- What is expected: Lines holding the string "image" are the ones to copy from this listing.

-- start of The data --

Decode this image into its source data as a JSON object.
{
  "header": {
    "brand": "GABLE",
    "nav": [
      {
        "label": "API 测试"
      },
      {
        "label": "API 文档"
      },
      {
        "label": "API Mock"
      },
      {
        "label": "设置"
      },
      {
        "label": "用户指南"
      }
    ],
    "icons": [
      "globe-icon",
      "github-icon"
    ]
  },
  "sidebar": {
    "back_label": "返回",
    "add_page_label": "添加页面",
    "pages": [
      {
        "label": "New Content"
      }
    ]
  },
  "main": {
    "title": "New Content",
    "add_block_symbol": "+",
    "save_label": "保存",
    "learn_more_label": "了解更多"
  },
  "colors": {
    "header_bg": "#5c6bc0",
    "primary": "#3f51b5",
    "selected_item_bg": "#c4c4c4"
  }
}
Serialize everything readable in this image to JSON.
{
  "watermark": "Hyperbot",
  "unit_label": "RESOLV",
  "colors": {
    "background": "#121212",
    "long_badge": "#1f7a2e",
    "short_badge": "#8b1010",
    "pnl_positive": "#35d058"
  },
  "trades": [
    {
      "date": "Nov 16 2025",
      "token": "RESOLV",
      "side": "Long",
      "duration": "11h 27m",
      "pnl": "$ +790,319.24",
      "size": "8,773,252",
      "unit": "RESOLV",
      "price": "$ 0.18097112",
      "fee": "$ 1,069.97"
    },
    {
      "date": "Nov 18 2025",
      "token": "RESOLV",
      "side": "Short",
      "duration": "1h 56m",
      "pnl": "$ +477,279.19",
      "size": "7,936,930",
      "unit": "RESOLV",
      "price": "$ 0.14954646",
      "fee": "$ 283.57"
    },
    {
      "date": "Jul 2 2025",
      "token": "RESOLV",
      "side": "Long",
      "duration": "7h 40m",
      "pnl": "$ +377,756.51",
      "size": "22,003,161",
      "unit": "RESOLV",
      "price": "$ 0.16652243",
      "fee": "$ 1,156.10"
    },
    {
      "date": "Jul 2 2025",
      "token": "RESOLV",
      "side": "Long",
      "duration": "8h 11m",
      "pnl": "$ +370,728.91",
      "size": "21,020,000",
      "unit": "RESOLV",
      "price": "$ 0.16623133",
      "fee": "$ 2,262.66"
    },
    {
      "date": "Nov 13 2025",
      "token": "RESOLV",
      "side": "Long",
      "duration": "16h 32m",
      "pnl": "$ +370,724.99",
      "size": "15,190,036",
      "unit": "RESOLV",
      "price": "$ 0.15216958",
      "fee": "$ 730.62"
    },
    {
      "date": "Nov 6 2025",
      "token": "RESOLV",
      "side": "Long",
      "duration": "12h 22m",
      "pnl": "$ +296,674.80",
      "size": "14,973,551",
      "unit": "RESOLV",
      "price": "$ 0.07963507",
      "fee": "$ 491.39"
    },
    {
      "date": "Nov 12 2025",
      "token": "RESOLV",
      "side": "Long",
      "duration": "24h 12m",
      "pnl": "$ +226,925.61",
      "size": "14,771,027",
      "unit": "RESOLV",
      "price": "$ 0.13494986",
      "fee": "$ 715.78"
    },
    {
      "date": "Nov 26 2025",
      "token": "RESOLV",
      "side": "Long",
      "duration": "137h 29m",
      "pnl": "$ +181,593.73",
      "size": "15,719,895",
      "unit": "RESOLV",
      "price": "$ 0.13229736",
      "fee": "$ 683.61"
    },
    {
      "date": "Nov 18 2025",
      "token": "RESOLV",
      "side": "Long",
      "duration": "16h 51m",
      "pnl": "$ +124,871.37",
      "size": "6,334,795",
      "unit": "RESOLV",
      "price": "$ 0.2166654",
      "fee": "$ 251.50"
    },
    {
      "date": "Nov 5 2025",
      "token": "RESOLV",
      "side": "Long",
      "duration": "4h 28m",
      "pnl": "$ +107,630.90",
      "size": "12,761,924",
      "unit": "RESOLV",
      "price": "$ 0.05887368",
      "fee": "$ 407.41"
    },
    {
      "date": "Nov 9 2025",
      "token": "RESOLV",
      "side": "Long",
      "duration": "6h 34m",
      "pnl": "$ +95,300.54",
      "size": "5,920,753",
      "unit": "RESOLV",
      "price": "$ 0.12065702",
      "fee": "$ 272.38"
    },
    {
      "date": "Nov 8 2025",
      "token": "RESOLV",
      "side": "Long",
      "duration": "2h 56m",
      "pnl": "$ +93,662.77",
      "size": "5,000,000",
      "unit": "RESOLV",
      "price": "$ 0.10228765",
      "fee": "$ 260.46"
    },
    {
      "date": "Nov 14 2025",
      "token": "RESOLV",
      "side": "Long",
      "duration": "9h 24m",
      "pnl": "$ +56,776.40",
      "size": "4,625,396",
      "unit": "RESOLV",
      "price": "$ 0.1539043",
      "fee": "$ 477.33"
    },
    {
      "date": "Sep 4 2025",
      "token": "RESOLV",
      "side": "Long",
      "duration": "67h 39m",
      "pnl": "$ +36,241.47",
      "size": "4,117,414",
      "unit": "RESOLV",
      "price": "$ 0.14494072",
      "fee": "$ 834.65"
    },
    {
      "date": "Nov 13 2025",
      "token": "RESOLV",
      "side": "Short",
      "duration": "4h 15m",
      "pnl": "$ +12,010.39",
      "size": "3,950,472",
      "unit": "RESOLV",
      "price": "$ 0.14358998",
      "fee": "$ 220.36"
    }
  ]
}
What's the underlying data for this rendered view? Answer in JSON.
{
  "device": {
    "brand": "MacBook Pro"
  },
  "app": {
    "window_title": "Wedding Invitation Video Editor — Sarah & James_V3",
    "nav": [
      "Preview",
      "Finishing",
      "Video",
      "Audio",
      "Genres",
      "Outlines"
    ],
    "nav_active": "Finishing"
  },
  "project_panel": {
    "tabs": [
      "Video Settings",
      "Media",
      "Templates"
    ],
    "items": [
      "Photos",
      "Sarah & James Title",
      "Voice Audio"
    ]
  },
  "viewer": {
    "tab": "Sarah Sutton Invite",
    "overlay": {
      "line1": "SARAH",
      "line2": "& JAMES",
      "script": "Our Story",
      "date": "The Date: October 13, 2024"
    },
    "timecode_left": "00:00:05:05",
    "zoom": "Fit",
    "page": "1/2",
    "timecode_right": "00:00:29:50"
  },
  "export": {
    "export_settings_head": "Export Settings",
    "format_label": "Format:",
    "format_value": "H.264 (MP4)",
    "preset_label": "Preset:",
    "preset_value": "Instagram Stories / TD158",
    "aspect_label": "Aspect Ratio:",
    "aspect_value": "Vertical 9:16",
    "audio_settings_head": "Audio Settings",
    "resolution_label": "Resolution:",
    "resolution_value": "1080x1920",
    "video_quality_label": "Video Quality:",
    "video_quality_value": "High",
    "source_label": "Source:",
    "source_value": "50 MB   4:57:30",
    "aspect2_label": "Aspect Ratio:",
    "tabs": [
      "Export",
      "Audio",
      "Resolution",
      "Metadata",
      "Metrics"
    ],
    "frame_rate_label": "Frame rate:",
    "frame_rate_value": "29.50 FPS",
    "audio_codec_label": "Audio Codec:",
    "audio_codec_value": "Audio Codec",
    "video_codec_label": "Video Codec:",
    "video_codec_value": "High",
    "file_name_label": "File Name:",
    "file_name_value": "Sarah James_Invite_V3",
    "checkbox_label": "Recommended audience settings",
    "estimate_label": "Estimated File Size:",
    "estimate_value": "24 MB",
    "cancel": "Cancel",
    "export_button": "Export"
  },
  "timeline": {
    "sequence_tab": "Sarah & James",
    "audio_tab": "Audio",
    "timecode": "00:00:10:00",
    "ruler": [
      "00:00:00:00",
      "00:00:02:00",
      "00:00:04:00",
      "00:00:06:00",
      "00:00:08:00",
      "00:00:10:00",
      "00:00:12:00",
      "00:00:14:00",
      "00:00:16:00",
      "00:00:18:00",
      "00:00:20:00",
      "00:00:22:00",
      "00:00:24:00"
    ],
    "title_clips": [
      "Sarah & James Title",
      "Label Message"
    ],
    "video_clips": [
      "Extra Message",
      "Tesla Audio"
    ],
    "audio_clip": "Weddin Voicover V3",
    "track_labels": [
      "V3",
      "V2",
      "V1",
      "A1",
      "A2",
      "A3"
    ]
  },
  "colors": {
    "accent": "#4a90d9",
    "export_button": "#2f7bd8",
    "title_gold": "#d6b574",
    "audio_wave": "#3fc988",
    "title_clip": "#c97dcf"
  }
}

-- end of The data --

- Complete output:
Decode this image into its source data as a JSON object.
Serialize everything readable in this image to JSON.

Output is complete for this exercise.